Find each line that has the string "Lines" and give the total, with nothing else.
* BEGIN *
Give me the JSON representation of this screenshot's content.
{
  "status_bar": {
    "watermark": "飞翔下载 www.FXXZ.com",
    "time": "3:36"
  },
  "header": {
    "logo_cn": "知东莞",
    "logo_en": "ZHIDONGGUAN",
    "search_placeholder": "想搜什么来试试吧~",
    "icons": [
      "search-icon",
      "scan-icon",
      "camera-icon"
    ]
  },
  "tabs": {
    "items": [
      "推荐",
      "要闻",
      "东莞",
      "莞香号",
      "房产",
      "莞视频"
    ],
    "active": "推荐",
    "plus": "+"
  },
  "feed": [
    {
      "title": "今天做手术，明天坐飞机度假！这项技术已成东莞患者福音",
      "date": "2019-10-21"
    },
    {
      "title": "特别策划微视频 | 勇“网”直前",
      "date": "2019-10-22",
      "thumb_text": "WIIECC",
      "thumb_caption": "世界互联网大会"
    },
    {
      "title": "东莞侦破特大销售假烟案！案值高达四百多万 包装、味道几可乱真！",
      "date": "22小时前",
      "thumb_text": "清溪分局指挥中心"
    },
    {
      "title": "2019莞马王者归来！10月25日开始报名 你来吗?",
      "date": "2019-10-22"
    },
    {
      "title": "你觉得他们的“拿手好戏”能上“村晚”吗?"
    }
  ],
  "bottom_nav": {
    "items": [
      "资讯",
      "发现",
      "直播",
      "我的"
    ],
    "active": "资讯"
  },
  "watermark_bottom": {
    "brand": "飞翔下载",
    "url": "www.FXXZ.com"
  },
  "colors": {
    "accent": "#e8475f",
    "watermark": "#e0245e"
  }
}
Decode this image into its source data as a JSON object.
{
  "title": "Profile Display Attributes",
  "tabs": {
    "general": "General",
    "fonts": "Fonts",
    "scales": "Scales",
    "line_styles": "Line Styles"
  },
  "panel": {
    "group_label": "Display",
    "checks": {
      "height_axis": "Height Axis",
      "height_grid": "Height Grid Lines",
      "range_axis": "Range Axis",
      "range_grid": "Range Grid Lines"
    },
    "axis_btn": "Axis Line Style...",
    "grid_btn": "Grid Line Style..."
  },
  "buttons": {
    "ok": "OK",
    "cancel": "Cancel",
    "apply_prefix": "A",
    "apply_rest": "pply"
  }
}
* END *
### ANSWER TO THE TASK
2